— start —
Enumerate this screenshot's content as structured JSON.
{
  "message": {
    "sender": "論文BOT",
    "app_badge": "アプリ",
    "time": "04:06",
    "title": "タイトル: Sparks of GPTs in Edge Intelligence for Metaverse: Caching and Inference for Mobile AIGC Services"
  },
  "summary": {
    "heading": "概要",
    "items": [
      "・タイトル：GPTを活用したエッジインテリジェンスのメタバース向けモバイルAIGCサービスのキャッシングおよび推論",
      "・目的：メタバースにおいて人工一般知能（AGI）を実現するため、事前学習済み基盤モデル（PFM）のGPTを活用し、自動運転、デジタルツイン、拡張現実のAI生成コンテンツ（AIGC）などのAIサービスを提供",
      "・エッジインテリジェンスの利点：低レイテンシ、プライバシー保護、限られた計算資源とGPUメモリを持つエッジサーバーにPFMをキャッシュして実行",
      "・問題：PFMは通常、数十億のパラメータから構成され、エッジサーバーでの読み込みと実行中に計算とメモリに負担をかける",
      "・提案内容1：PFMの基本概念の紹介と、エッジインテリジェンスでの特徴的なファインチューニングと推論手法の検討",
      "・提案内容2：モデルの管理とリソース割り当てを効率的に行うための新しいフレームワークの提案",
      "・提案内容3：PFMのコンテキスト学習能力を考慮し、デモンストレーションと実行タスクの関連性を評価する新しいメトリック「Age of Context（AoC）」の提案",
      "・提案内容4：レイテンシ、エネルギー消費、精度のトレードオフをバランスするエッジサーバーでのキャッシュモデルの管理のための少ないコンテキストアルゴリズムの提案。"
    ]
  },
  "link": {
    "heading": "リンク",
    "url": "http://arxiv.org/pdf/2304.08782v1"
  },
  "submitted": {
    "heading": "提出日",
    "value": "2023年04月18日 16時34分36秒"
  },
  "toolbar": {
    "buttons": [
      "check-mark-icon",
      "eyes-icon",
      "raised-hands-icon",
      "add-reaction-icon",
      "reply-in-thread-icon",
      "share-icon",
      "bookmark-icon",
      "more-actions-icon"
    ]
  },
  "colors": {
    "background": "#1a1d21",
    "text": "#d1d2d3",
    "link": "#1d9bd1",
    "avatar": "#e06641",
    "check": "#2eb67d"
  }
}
— end —
▶ _TASK PROMPT_
Exact output of every entry is required.

▶ _FINAL RESULT_
Enumerate this screenshot's content as structured JSON.
{
  "message": {
    "sender": "論文BOT",
    "app_badge": "アプリ",
    "time": "04:06",
    "title": "タイトル: Sparks of GPTs in Edge Intelligence for Metaverse: Caching and Inference for Mobile AIGC Services"
  },
  "summary": {
    "heading": "概要",
    "items": [
      "・タイトル：GPTを活用したエッジインテリジェンスのメタバース向けモバイルAIGCサービスのキャッシングおよび推論",
      "・目的：メタバースにおいて人工一般知能（AGI）を実現するため、事前学習済み基盤モデル（PFM）のGPTを活用し、自動運転、デジタルツイン、拡張現実のAI生成コンテンツ（AIGC）などのAIサービスを提供",
      "・エッジインテリジェンスの利点：低レイテンシ、プライバシー保護、限られた計算資源とGPUメモリを持つエッジサーバーにPFMをキャッシュして実行",
      "・問題：PFMは通常、数十億のパラメータから構成され、エッジサーバーでの読み込みと実行中に計算とメモリに負担をかける",
      "・提案内容1：PFMの基本概念の紹介と、エッジインテリジェンスでの特徴的なファインチューニングと推論手法の検討",
      "・提案内容2：モデルの管理とリソース割り当てを効率的に行うための新しいフレームワークの提案",
      "・提案内容3：PFMのコンテキスト学習能力を考慮し、デモンストレーションと実行タスクの関連性を評価する新しいメトリック「Age of Context（AoC）」の提案",
      "・提案内容4：レイテンシ、エネルギー消費、精度のトレードオフをバランスするエッジサーバーでのキャッシュモデルの管理のための少ないコンテキストアルゴリズムの提案。"
    ]
  },
  "link": {
    "heading": "リンク",
    "url": "http://arxiv.org/pdf/2304.08782v1"
  },
  "submitted": {
    "heading": "提出日",
    "value": "2023年04月18日 16時34分36秒"
  },
  "toolbar": {
    "buttons": [
      "check-mark-icon",
      "eyes-icon",
      "raised-hands-icon",
      "add-reaction-icon",
      "reply-in-thread-icon",
      "share-icon",
      "bookmark-icon",
      "more-actions-icon"
    ]
  },
  "colors": {
    "background": "#1a1d21",
    "text": "#d1d2d3",
    "link": "#1d9bd1",
    "avatar": "#e06641",
    "check": "#2eb67d"
  }
}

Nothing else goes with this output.